■ **Your goal**:
Using the records below, count the lines with "signal" in them. Give the number only.

##### Entries shown #####

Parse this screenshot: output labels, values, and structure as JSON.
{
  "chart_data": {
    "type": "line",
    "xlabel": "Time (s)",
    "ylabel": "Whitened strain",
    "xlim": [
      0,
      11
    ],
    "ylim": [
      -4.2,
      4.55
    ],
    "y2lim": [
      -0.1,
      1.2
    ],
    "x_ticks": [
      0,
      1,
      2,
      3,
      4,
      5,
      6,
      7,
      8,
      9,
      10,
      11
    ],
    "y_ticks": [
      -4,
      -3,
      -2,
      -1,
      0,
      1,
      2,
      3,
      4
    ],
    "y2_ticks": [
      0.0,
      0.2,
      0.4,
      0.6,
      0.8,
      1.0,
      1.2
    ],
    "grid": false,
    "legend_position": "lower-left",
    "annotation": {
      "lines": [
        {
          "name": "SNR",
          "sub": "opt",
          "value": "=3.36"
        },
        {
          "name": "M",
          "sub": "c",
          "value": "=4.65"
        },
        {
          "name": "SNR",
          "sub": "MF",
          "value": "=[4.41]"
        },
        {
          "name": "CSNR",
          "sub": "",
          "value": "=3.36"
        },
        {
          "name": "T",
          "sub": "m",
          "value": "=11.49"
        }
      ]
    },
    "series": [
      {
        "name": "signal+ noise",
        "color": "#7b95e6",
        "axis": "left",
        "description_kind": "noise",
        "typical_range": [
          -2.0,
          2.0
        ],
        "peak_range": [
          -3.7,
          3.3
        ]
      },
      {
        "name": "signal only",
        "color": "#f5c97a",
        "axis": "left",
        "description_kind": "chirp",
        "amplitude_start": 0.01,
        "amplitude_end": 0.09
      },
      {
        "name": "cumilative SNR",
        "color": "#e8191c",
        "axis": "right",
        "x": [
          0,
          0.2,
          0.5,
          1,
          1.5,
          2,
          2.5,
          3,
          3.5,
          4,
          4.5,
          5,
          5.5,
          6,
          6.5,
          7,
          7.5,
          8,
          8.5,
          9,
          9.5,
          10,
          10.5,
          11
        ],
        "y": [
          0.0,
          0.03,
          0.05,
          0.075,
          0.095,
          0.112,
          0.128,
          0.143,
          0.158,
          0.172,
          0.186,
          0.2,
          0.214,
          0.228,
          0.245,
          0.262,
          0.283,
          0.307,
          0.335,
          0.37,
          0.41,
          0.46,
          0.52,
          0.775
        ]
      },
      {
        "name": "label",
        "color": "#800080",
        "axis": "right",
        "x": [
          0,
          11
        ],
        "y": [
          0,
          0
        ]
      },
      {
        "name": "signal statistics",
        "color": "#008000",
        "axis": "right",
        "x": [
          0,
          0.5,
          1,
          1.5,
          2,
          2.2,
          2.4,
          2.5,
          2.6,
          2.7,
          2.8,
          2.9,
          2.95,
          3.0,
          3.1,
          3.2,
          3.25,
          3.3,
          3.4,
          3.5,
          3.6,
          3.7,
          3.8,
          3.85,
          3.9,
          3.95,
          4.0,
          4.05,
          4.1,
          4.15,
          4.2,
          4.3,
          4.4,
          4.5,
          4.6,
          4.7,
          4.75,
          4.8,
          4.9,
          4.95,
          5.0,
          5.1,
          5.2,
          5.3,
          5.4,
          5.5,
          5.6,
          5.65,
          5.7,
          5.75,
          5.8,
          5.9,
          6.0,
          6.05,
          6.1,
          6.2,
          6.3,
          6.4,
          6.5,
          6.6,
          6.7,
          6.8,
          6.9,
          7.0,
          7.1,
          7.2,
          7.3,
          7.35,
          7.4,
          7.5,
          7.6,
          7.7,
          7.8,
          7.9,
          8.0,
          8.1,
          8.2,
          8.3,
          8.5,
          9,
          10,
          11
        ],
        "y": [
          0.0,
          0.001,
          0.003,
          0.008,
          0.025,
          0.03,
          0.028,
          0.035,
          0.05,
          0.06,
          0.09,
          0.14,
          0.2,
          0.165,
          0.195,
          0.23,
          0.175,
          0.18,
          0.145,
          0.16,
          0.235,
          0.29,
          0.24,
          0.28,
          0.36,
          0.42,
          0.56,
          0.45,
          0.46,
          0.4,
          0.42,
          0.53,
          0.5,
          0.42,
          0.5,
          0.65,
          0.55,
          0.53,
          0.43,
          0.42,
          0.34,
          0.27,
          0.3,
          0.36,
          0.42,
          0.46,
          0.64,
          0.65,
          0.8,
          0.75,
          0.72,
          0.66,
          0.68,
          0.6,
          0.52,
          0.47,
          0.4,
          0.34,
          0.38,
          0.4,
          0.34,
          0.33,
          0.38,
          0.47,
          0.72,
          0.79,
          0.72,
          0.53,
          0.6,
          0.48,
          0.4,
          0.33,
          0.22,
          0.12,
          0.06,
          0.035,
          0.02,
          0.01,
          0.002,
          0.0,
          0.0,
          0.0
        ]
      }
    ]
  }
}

#####

■ **Reply to the exercise**:
3